▸ **Data excerpts**
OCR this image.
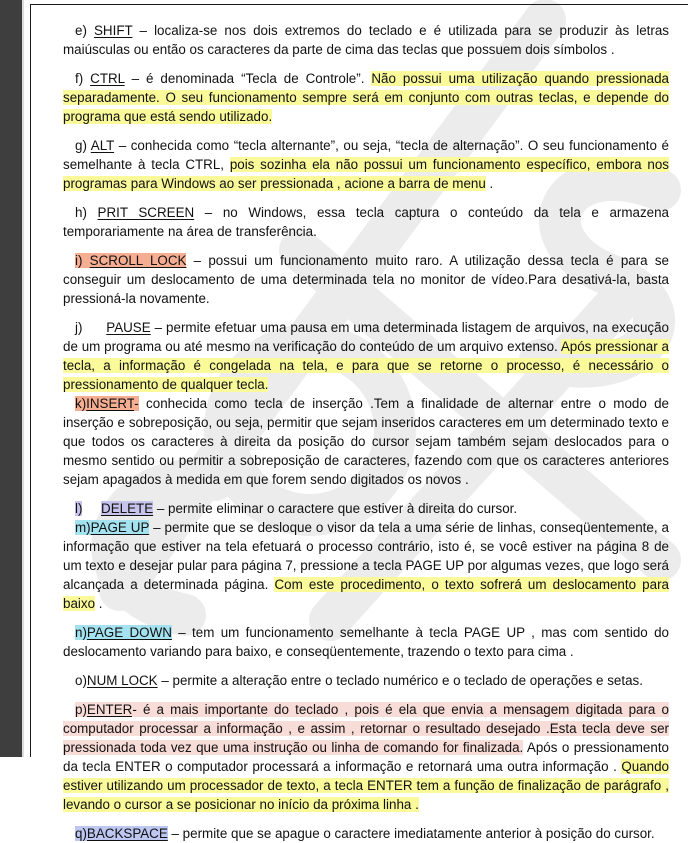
e) SHIFT – localiza-se nos dois extremos do teclado e é utilizada para se produzir às letras maiúsculas ou então os caracteres da parte de cima das teclas que possuem dois símbolos .

f) CTRL – é denominada “Tecla de Controle”. Não possui uma utilização quando pressionada separadamente. O seu funcionamento sempre será em conjunto com outras teclas, e depende do programa que está sendo utilizado.

g) ALT – conhecida como “tecla alternante”, ou seja, “tecla de alternação”. O seu funcionamento é semelhante à tecla CTRL, pois sozinha ela não possui um funcionamento específico, embora nos programas para Windows ao ser pressionada , acione a barra de menu .

h) PRIT SCREEN – no Windows, essa tecla captura o conteúdo da tela e armazena temporariamente na área de transferência.

i) SCROLL LOCK – possui um funcionamento muito raro. A utilização dessa tecla é para se conseguir um deslocamento de uma determinada tela no monitor de vídeo.Para desativá-la, basta pressioná-la novamente.

j)      PAUSE – permite efetuar uma pausa em uma determinada listagem de arquivos, na execução de um programa ou até mesmo na verificação do conteúdo de um arquivo extenso. Após pressionar a tecla, a informação é congelada na tela, e para que se retorne o processo, é necessário o pressionamento de qualquer tecla.

k)INSERT- conhecida como tecla de inserção .Tem a finalidade de alternar entre o modo de inserção e sobreposição, ou seja, permitir que sejam inseridos caracteres em um determinado texto e que todos os caracteres à direita da posição do cursor sejam também sejam deslocados para o mesmo sentido ou permitir a sobreposição de caracteres, fazendo com que os caracteres anteriores sejam apagados à medida em que forem sendo digitados os novos .

l) DELETE – permite eliminar o caractere que estiver à direita do cursor.

m)PAGE UP – permite que se desloque o visor da tela a uma série de linhas, conseqüentemente, a informação que estiver na tela efetuará o processo contrário, isto é, se você estiver na página 8 de um texto e desejar pular para página 7, pressione a tecla PAGE UP por algumas vezes, que logo será alcançada a determinada página. Com este procedimento, o texto sofrerá um deslocamento para baixo .

n)PAGE DOWN – tem um funcionamento semelhante à tecla PAGE UP , mas com sentido do deslocamento variando para baixo, e conseqüentemente, trazendo o texto para cima .

o)NUM LOCK – permite a alteração entre o teclado numérico e o teclado de operações e setas.

p)ENTER- é a mais importante do teclado , pois é ela que envia a mensagem digitada para o computador processar a informação , e assim , retornar o resultado desejado .Esta tecla deve ser pressionada toda vez que uma instrução ou linha de comando for finalizada. Após o pressionamento da tecla ENTER o computador processará a informação e retornará uma outra informação . Quando estiver utilizando um processador de texto, a tecla ENTER tem a função de finalização de parágrafo , levando o cursor a se posicionar no início da próxima linha .

q)BACKSPACE – permite que se apague o caractere imediatamente anterior à posição do cursor.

▸ **Task statement**
Search the lines for the string "cima" and copy every line that has it.

▸ **Solution**
e) SHIFT – localiza-se nos dois extremos do teclado e é utilizada para se produzir às letras maiúsculas ou então os caracteres da parte de cima das teclas que possuem dois símbolos .
n)PAGE DOWN – tem um funcionamento semelhante à tecla PAGE UP , mas com sentido do deslocamento variando para baixo, e conseqüentemente, trazendo o texto para cima .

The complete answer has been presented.